• _GIVEN EXERCISE_
Go through each line of the records below and count those with the word "медицинских"; give only the total.

DATA TO USE start

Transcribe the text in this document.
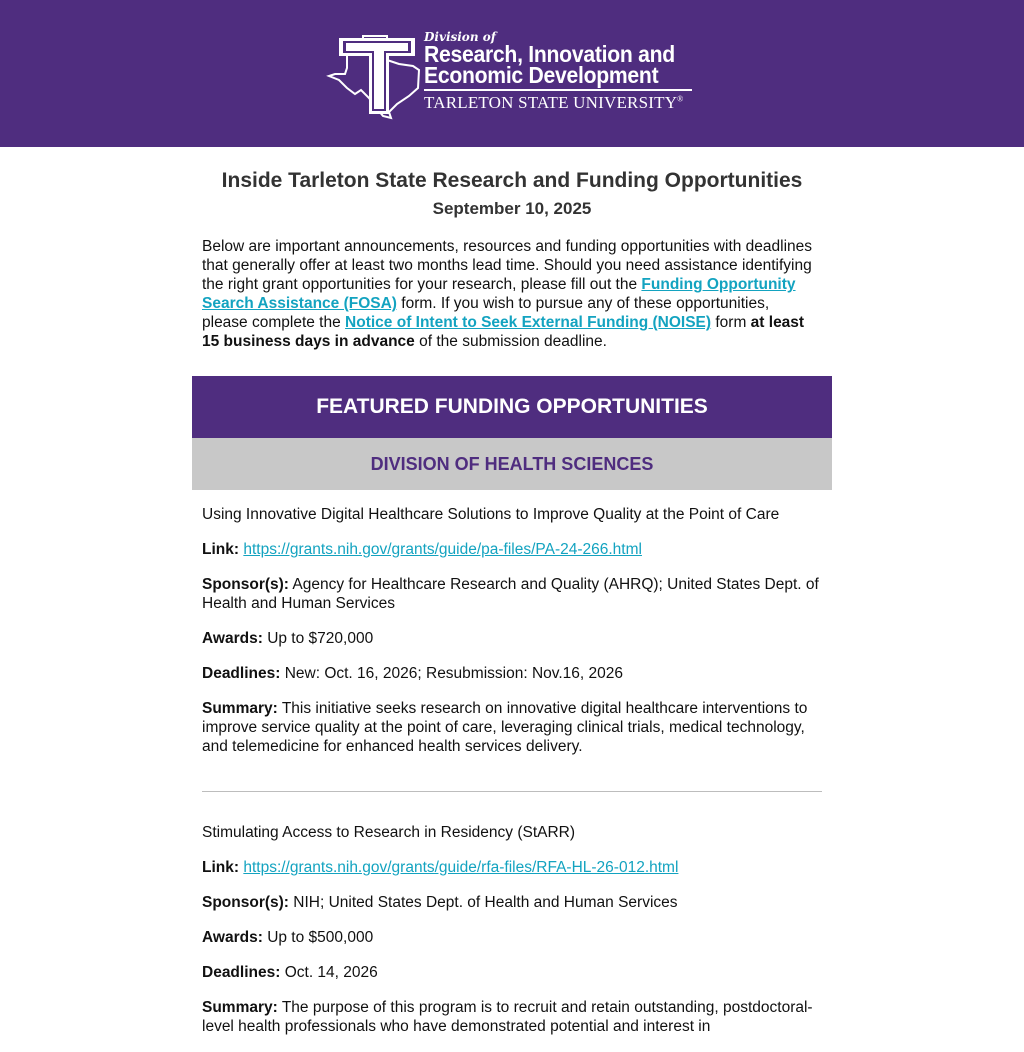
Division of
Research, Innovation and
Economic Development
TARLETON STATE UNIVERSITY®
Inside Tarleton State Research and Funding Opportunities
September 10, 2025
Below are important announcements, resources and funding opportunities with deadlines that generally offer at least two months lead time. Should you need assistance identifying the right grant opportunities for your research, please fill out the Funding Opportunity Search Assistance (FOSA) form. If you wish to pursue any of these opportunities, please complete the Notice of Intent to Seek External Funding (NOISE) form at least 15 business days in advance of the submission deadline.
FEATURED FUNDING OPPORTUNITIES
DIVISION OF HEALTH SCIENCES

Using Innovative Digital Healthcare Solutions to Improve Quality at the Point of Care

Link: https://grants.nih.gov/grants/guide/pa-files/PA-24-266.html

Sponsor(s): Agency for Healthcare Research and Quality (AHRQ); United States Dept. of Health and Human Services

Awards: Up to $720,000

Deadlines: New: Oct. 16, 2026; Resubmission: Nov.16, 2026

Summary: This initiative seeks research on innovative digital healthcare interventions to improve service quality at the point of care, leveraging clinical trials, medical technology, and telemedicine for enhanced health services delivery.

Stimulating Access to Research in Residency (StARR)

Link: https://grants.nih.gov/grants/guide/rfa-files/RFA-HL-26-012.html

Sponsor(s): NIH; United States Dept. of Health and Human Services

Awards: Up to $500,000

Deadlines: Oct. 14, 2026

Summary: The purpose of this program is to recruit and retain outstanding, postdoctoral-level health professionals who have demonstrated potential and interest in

DATA TO USE end
DATA TO USE start

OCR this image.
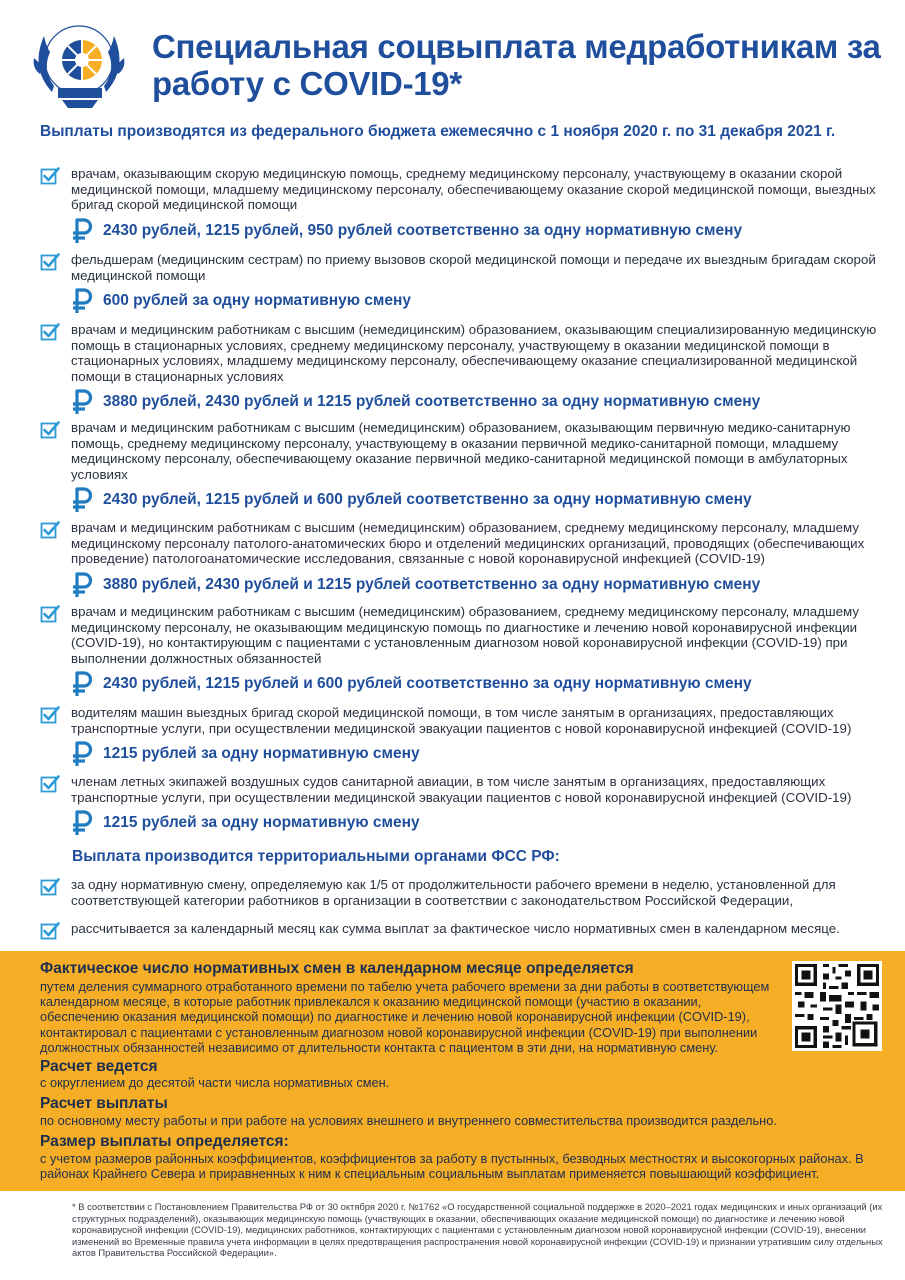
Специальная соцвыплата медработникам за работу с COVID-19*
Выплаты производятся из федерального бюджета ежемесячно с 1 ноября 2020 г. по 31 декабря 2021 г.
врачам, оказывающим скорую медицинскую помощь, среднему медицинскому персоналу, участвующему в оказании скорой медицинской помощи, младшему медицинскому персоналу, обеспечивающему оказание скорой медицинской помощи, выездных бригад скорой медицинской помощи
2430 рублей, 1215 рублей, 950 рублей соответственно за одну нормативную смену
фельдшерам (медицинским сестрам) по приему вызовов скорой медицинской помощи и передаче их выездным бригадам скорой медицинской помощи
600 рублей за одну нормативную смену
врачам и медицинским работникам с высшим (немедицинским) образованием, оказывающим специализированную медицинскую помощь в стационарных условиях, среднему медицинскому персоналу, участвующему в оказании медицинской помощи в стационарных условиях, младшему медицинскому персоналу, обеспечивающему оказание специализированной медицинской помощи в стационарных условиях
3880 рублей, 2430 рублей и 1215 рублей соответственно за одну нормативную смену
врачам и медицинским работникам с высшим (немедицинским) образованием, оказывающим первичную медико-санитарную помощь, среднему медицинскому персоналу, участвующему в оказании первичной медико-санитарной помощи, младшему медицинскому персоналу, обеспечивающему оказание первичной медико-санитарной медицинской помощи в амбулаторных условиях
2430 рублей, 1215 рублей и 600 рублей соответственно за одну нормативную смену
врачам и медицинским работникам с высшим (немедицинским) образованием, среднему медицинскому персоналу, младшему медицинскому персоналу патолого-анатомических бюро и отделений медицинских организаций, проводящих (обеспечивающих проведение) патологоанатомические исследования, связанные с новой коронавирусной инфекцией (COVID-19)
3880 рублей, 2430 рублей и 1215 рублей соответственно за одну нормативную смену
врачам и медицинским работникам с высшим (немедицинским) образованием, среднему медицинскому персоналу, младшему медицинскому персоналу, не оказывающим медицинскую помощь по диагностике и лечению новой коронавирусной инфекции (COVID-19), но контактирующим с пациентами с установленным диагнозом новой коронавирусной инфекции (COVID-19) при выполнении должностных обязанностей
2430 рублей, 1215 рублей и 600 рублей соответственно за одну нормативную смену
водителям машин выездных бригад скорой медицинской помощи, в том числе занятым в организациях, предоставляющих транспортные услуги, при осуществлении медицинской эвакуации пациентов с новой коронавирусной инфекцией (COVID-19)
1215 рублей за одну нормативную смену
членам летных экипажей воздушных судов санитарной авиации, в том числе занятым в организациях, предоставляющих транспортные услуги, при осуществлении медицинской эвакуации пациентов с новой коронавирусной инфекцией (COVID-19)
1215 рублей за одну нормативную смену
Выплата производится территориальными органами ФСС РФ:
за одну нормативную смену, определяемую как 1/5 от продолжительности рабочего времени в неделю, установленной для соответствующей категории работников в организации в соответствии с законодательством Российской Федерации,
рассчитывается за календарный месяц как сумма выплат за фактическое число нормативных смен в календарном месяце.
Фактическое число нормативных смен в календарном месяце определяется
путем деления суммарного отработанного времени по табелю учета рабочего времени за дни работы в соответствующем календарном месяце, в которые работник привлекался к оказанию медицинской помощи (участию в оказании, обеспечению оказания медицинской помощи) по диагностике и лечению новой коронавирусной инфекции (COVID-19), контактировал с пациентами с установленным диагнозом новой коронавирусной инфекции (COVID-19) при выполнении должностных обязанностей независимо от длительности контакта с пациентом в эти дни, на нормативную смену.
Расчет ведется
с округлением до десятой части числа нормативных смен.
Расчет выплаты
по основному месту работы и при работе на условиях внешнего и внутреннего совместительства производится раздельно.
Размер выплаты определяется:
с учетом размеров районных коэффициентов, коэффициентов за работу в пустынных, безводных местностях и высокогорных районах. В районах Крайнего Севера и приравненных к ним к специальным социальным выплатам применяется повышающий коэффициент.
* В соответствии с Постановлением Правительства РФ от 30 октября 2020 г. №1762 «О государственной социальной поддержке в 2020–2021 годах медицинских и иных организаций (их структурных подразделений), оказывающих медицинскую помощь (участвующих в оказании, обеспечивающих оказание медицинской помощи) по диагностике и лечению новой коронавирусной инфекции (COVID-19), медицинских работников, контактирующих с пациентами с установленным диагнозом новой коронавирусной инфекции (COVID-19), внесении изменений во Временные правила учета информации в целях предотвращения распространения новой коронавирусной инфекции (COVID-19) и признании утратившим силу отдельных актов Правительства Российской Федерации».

DATA TO USE end

• _RESULT BELOW_
2